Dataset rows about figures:
※ ※ ※
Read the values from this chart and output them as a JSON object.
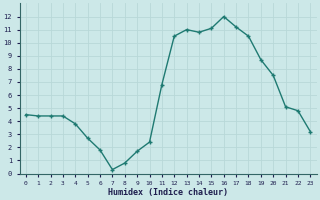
{
  "x": [
    0,
    1,
    2,
    3,
    4,
    5,
    6,
    7,
    8,
    9,
    10,
    11,
    12,
    13,
    14,
    15,
    16,
    17,
    18,
    19,
    20,
    21,
    22,
    23
  ],
  "y": [
    4.5,
    4.4,
    4.4,
    4.4,
    3.8,
    2.7,
    1.8,
    0.3,
    0.8,
    1.7,
    2.4,
    6.8,
    10.5,
    11.0,
    10.8,
    11.1,
    12.0,
    11.2,
    10.5,
    8.7,
    7.5,
    5.1,
    4.8,
    3.2
  ],
  "xlabel": "Humidex (Indice chaleur)",
  "ylim": [
    0,
    13
  ],
  "xlim": [
    -0.5,
    23.5
  ],
  "yticks": [
    0,
    1,
    2,
    3,
    4,
    5,
    6,
    7,
    8,
    9,
    10,
    11,
    12
  ],
  "xticks": [
    0,
    1,
    2,
    3,
    4,
    5,
    6,
    7,
    8,
    9,
    10,
    11,
    12,
    13,
    14,
    15,
    16,
    17,
    18,
    19,
    20,
    21,
    22,
    23
  ],
  "line_color": "#1f7a72",
  "marker_color": "#1f7a72",
  "bg_color": "#cce8e8",
  "grid_color": "#b8d8d8",
  "font_color": "#1f1f4f",
  "axis_color": "#336666"
}
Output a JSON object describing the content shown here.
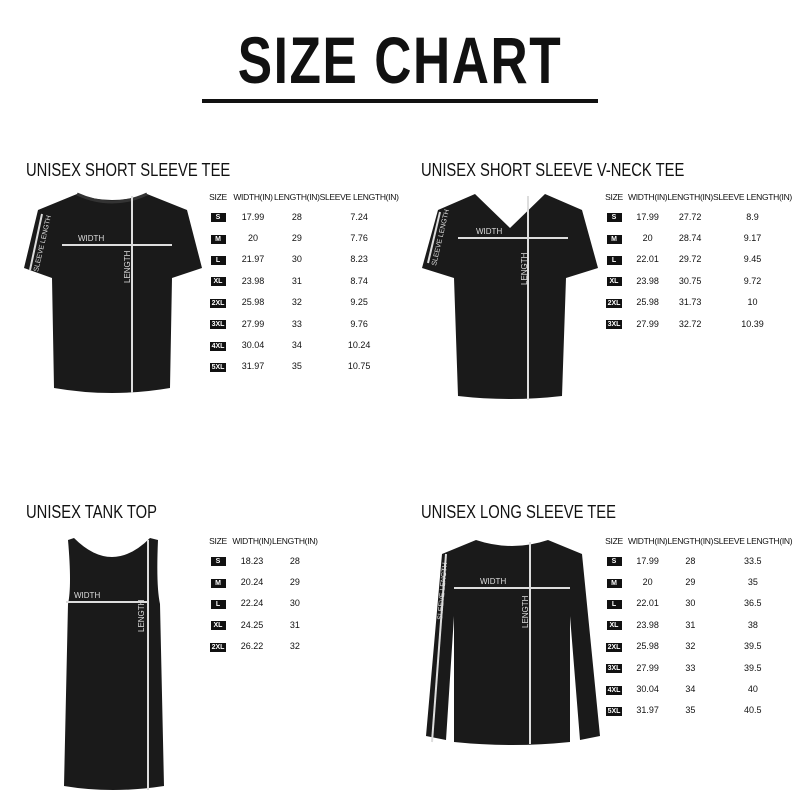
※ ※ ※
> WHAT YOU WILL DO:
Where does the word "object" appear? Return each line that holds it.

> SOLVED PROBLEM:
Read the values from this chart and output them as a JSON object.
Output a JSON object describing the content shown here.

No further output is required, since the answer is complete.